======== Given records
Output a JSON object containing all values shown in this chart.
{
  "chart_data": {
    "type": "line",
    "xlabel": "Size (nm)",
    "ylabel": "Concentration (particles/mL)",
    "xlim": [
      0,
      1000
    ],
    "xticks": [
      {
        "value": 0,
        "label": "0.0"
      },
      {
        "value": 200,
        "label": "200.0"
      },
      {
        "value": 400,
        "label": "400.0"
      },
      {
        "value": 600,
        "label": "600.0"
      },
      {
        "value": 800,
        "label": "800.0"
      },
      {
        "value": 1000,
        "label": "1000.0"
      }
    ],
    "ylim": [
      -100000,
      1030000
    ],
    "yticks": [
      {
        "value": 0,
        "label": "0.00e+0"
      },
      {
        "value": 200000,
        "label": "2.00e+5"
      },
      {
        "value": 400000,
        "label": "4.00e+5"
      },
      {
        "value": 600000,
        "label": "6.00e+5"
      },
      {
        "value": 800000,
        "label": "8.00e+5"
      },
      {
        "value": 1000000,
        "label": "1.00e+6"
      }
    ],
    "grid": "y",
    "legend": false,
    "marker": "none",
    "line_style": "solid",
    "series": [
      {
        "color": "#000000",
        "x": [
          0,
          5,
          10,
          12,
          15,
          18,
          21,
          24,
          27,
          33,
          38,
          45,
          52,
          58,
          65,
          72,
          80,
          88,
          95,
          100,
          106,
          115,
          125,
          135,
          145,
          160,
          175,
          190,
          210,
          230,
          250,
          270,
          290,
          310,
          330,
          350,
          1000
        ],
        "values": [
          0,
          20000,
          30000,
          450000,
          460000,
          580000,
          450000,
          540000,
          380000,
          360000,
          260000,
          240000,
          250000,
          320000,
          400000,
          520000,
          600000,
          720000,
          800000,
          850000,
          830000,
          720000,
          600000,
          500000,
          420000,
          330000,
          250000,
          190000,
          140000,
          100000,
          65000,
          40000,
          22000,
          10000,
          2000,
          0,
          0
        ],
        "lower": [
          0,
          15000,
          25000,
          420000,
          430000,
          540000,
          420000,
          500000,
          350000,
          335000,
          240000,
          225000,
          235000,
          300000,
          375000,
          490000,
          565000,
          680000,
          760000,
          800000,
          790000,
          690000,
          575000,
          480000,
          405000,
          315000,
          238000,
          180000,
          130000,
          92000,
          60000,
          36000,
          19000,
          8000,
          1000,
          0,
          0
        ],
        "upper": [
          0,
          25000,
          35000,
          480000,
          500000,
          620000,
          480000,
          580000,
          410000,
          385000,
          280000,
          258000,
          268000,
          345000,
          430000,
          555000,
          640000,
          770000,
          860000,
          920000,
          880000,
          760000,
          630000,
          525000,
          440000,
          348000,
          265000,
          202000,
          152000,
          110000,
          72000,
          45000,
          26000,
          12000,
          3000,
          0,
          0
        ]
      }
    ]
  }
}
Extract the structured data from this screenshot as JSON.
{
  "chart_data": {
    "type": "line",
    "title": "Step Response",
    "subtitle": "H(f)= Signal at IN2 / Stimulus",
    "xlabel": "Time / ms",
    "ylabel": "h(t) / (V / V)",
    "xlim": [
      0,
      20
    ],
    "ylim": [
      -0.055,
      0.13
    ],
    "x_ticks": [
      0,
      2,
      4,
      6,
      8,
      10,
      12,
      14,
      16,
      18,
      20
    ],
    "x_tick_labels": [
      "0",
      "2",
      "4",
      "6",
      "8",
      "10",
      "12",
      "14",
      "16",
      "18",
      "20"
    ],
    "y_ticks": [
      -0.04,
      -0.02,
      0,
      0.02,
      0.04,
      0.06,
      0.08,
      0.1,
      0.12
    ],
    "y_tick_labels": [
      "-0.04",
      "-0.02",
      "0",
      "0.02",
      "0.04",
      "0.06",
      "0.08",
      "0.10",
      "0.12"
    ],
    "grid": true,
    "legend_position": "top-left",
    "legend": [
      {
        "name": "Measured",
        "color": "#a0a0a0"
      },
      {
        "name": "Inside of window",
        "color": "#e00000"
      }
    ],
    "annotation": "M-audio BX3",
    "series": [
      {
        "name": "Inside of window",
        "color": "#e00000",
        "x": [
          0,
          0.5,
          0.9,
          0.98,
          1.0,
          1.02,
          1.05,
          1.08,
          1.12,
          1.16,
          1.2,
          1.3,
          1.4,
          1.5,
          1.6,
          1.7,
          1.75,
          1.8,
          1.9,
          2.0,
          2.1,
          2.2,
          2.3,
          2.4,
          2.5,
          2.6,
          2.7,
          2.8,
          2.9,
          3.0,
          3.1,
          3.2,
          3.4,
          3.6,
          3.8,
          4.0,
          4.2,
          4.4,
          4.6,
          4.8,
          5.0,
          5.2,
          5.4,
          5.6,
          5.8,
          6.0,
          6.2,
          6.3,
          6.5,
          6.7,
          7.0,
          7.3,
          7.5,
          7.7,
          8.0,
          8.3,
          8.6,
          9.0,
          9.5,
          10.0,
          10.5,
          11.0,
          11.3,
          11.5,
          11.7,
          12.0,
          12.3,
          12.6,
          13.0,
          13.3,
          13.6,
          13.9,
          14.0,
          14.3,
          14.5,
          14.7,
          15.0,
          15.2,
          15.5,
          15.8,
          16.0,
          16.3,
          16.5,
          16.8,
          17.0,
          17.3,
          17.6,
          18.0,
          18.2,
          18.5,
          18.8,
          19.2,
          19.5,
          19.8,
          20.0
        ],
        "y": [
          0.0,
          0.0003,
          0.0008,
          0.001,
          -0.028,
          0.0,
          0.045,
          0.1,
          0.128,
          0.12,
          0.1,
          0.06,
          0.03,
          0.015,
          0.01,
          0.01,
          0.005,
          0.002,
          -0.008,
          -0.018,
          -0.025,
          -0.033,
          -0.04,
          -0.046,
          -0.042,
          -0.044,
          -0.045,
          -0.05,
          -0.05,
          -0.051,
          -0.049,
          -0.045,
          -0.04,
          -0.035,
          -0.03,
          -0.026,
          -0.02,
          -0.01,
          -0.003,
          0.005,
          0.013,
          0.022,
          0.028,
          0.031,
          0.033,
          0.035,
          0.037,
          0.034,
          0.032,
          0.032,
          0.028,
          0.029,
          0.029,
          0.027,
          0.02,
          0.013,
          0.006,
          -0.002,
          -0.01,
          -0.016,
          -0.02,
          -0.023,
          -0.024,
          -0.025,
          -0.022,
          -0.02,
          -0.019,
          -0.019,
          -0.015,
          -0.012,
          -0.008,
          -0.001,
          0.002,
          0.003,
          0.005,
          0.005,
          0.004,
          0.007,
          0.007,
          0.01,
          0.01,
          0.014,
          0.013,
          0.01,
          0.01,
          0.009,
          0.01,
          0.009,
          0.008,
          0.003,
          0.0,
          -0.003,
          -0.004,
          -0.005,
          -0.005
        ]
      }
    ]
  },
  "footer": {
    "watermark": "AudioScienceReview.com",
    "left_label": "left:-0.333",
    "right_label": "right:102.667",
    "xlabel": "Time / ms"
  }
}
================
> **What the task requires**: Output the records exactly, including every line.

> **Response for this exercise**:
Output a JSON object containing all values shown in this chart.
{
  "chart_data": {
    "type": "line",
    "xlabel": "Size (nm)",
    "ylabel": "Concentration (particles/mL)",
    "xlim": [
      0,
      1000
    ],
    "xticks": [
      {
        "value": 0,
        "label": "0.0"
      },
      {
        "value": 200,
        "label": "200.0"
      },
      {
        "value": 400,
        "label": "400.0"
      },
      {
        "value": 600,
        "label": "600.0"
      },
      {
        "value": 800,
        "label": "800.0"
      },
      {
        "value": 1000,
        "label": "1000.0"
      }
    ],
    "ylim": [
      -100000,
      1030000
    ],
    "yticks": [
      {
        "value": 0,
        "label": "0.00e+0"
      },
      {
        "value": 200000,
        "label": "2.00e+5"
      },
      {
        "value": 400000,
        "label": "4.00e+5"
      },
      {
        "value": 600000,
        "label": "6.00e+5"
      },
      {
        "value": 800000,
        "label": "8.00e+5"
      },
      {
        "value": 1000000,
        "label": "1.00e+6"
      }
    ],
    "grid": "y",
    "legend": false,
    "marker": "none",
    "line_style": "solid",
    "series": [
      {
        "color": "#000000",
        "x": [
          0,
          5,
          10,
          12,
          15,
          18,
          21,
          24,
          27,
          33,
          38,
          45,
          52,
          58,
          65,
          72,
          80,
          88,
          95,
          100,
          106,
          115,
          125,
          135,
          145,
          160,
          175,
          190,
          210,
          230,
          250,
          270,
          290,
          310,
          330,
          350,
          1000
        ],
        "values": [
          0,
          20000,
          30000,
          450000,
          460000,
          580000,
          450000,
          540000,
          380000,
          360000,
          260000,
          240000,
          250000,
          320000,
          400000,
          520000,
          600000,
          720000,
          800000,
          850000,
          830000,
          720000,
          600000,
          500000,
          420000,
          330000,
          250000,
          190000,
          140000,
          100000,
          65000,
          40000,
          22000,
          10000,
          2000,
          0,
          0
        ],
        "lower": [
          0,
          15000,
          25000,
          420000,
          430000,
          540000,
          420000,
          500000,
          350000,
          335000,
          240000,
          225000,
          235000,
          300000,
          375000,
          490000,
          565000,
          680000,
          760000,
          800000,
          790000,
          690000,
          575000,
          480000,
          405000,
          315000,
          238000,
          180000,
          130000,
          92000,
          60000,
          36000,
          19000,
          8000,
          1000,
          0,
          0
        ],
        "upper": [
          0,
          25000,
          35000,
          480000,
          500000,
          620000,
          480000,
          580000,
          410000,
          385000,
          280000,
          258000,
          268000,
          345000,
          430000,
          555000,
          640000,
          770000,
          860000,
          920000,
          880000,
          760000,
          630000,
          525000,
          440000,
          348000,
          265000,
          202000,
          152000,
          110000,
          72000,
          45000,
          26000,
          12000,
          3000,
          0,
          0
        ]
      }
    ]
  }
}
Extract the structured data from this screenshot as JSON.
{
  "chart_data": {
    "type": "line",
    "title": "Step Response",
    "subtitle": "H(f)= Signal at IN2 / Stimulus",
    "xlabel": "Time / ms",
    "ylabel": "h(t) / (V / V)",
    "xlim": [
      0,
      20
    ],
    "ylim": [
      -0.055,
      0.13
    ],
    "x_ticks": [
      0,
      2,
      4,
      6,
      8,
      10,
      12,
      14,
      16,
      18,
      20
    ],
    "x_tick_labels": [
      "0",
      "2",
      "4",
      "6",
      "8",
      "10",
      "12",
      "14",
      "16",
      "18",
      "20"
    ],
    "y_ticks": [
      -0.04,
      -0.02,
      0,
      0.02,
      0.04,
      0.06,
      0.08,
      0.1,
      0.12
    ],
    "y_tick_labels": [
      "-0.04",
      "-0.02",
      "0",
      "0.02",
      "0.04",
      "0.06",
      "0.08",
      "0.10",
      "0.12"
    ],
    "grid": true,
    "legend_position": "top-left",
    "legend": [
      {
        "name": "Measured",
        "color": "#a0a0a0"
      },
      {
        "name": "Inside of window",
        "color": "#e00000"
      }
    ],
    "annotation": "M-audio BX3",
    "series": [
      {
        "name": "Inside of window",
        "color": "#e00000",
        "x": [
          0,
          0.5,
          0.9,
          0.98,
          1.0,
          1.02,
          1.05,
          1.08,
          1.12,
          1.16,
          1.2,
          1.3,
          1.4,
          1.5,
          1.6,
          1.7,
          1.75,
          1.8,
          1.9,
          2.0,
          2.1,
          2.2,
          2.3,
          2.4,
          2.5,
          2.6,
          2.7,
          2.8,
          2.9,
          3.0,
          3.1,
          3.2,
          3.4,
          3.6,
          3.8,
          4.0,
          4.2,
          4.4,
          4.6,
          4.8,
          5.0,
          5.2,
          5.4,
          5.6,
          5.8,
          6.0,
          6.2,
          6.3,
          6.5,
          6.7,
          7.0,
          7.3,
          7.5,
          7.7,
          8.0,
          8.3,
          8.6,
          9.0,
          9.5,
          10.0,
          10.5,
          11.0,
          11.3,
          11.5,
          11.7,
          12.0,
          12.3,
          12.6,
          13.0,
          13.3,
          13.6,
          13.9,
          14.0,
          14.3,
          14.5,
          14.7,
          15.0,
          15.2,
          15.5,
          15.8,
          16.0,
          16.3,
          16.5,
          16.8,
          17.0,
          17.3,
          17.6,
          18.0,
          18.2,
          18.5,
          18.8,
          19.2,
          19.5,
          19.8,
          20.0
        ],
        "y": [
          0.0,
          0.0003,
          0.0008,
          0.001,
          -0.028,
          0.0,
          0.045,
          0.1,
          0.128,
          0.12,
          0.1,
          0.06,
          0.03,
          0.015,
          0.01,
          0.01,
          0.005,
          0.002,
          -0.008,
          -0.018,
          -0.025,
          -0.033,
          -0.04,
          -0.046,
          -0.042,
          -0.044,
          -0.045,
          -0.05,
          -0.05,
          -0.051,
          -0.049,
          -0.045,
          -0.04,
          -0.035,
          -0.03,
          -0.026,
          -0.02,
          -0.01,
          -0.003,
          0.005,
          0.013,
          0.022,
          0.028,
          0.031,
          0.033,
          0.035,
          0.037,
          0.034,
          0.032,
          0.032,
          0.028,
          0.029,
          0.029,
          0.027,
          0.02,
          0.013,
          0.006,
          -0.002,
          -0.01,
          -0.016,
          -0.02,
          -0.023,
          -0.024,
          -0.025,
          -0.022,
          -0.02,
          -0.019,
          -0.019,
          -0.015,
          -0.012,
          -0.008,
          -0.001,
          0.002,
          0.003,
          0.005,
          0.005,
          0.004,
          0.007,
          0.007,
          0.01,
          0.01,
          0.014,
          0.013,
          0.01,
          0.01,
          0.009,
          0.01,
          0.009,
          0.008,
          0.003,
          0.0,
          -0.003,
          -0.004,
          -0.005,
          -0.005
        ]
      }
    ]
  },
  "footer": {
    "watermark": "AudioScienceReview.com",
    "left_label": "left:-0.333",
    "right_label": "right:102.667",
    "xlabel": "Time / ms"
  }
}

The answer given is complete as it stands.